The listing beneath should be written out in full, exactly as shown.

Figure record extracts:
--- BEGIN ---
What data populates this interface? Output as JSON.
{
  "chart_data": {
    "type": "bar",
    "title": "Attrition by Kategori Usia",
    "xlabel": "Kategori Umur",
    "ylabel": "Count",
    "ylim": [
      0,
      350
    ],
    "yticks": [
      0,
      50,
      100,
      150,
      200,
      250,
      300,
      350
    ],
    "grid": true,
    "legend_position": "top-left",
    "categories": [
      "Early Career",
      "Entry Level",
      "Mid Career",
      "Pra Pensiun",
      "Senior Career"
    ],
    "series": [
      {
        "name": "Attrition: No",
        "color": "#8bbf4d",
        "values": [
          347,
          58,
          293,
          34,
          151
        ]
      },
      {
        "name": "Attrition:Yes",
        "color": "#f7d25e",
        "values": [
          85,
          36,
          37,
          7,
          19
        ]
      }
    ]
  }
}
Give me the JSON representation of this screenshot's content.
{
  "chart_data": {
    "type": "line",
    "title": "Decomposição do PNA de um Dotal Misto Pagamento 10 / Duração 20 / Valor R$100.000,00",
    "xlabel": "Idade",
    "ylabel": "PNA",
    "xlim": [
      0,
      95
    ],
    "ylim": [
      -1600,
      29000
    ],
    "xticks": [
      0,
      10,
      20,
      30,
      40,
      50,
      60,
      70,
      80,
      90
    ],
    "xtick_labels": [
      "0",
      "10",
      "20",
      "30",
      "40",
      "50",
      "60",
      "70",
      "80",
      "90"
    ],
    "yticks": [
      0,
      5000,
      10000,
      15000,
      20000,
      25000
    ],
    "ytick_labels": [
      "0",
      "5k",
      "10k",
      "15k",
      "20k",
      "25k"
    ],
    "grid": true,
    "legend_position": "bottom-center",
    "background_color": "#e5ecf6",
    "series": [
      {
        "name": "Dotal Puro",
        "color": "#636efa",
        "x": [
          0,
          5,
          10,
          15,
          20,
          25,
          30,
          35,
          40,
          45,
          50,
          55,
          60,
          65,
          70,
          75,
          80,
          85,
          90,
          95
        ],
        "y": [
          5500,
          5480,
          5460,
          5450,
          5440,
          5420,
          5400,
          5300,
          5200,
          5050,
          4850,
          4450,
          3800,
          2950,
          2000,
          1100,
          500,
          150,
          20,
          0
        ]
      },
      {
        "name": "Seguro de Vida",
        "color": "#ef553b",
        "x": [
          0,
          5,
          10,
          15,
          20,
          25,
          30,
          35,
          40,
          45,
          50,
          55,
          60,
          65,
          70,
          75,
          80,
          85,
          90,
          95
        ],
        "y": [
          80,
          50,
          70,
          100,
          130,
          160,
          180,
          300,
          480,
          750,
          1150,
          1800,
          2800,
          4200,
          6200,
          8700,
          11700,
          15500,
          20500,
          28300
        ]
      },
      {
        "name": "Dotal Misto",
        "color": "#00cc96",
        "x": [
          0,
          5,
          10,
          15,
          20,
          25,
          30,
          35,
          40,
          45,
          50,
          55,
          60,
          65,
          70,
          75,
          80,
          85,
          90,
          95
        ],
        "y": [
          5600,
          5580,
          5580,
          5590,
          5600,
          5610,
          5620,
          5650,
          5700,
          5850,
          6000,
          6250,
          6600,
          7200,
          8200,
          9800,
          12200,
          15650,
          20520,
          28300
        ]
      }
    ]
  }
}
--- END ---
● **Solved problem**
What data populates this interface? Output as JSON.
{
  "chart_data": {
    "type": "bar",
    "title": "Attrition by Kategori Usia",
    "xlabel": "Kategori Umur",
    "ylabel": "Count",
    "ylim": [
      0,
      350
    ],
    "yticks": [
      0,
      50,
      100,
      150,
      200,
      250,
      300,
      350
    ],
    "grid": true,
    "legend_position": "top-left",
    "categories": [
      "Early Career",
      "Entry Level",
      "Mid Career",
      "Pra Pensiun",
      "Senior Career"
    ],
    "series": [
      {
        "name": "Attrition: No",
        "color": "#8bbf4d",
        "values": [
          347,
          58,
          293,
          34,
          151
        ]
      },
      {
        "name": "Attrition:Yes",
        "color": "#f7d25e",
        "values": [
          85,
          36,
          37,
          7,
          19
        ]
      }
    ]
  }
}
Give me the JSON representation of this screenshot's content.
{
  "chart_data": {
    "type": "line",
    "title": "Decomposição do PNA de um Dotal Misto Pagamento 10 / Duração 20 / Valor R$100.000,00",
    "xlabel": "Idade",
    "ylabel": "PNA",
    "xlim": [
      0,
      95
    ],
    "ylim": [
      -1600,
      29000
    ],
    "xticks": [
      0,
      10,
      20,
      30,
      40,
      50,
      60,
      70,
      80,
      90
    ],
    "xtick_labels": [
      "0",
      "10",
      "20",
      "30",
      "40",
      "50",
      "60",
      "70",
      "80",
      "90"
    ],
    "yticks": [
      0,
      5000,
      10000,
      15000,
      20000,
      25000
    ],
    "ytick_labels": [
      "0",
      "5k",
      "10k",
      "15k",
      "20k",
      "25k"
    ],
    "grid": true,
    "legend_position": "bottom-center",
    "background_color": "#e5ecf6",
    "series": [
      {
        "name": "Dotal Puro",
        "color": "#636efa",
        "x": [
          0,
          5,
          10,
          15,
          20,
          25,
          30,
          35,
          40,
          45,
          50,
          55,
          60,
          65,
          70,
          75,
          80,
          85,
          90,
          95
        ],
        "y": [
          5500,
          5480,
          5460,
          5450,
          5440,
          5420,
          5400,
          5300,
          5200,
          5050,
          4850,
          4450,
          3800,
          2950,
          2000,
          1100,
          500,
          150,
          20,
          0
        ]
      },
      {
        "name": "Seguro de Vida",
        "color": "#ef553b",
        "x": [
          0,
          5,
          10,
          15,
          20,
          25,
          30,
          35,
          40,
          45,
          50,
          55,
          60,
          65,
          70,
          75,
          80,
          85,
          90,
          95
        ],
        "y": [
          80,
          50,
          70,
          100,
          130,
          160,
          180,
          300,
          480,
          750,
          1150,
          1800,
          2800,
          4200,
          6200,
          8700,
          11700,
          15500,
          20500,
          28300
        ]
      },
      {
        "name": "Dotal Misto",
        "color": "#00cc96",
        "x": [
          0,
          5,
          10,
          15,
          20,
          25,
          30,
          35,
          40,
          45,
          50,
          55,
          60,
          65,
          70,
          75,
          80,
          85,
          90,
          95
        ],
        "y": [
          5600,
          5580,
          5580,
          5590,
          5600,
          5610,
          5620,
          5650,
          5700,
          5850,
          6000,
          6250,
          6600,
          7200,
          8200,
          9800,
          12200,
          15650,
          20520,
          28300
        ]
      }
    ]
  }
}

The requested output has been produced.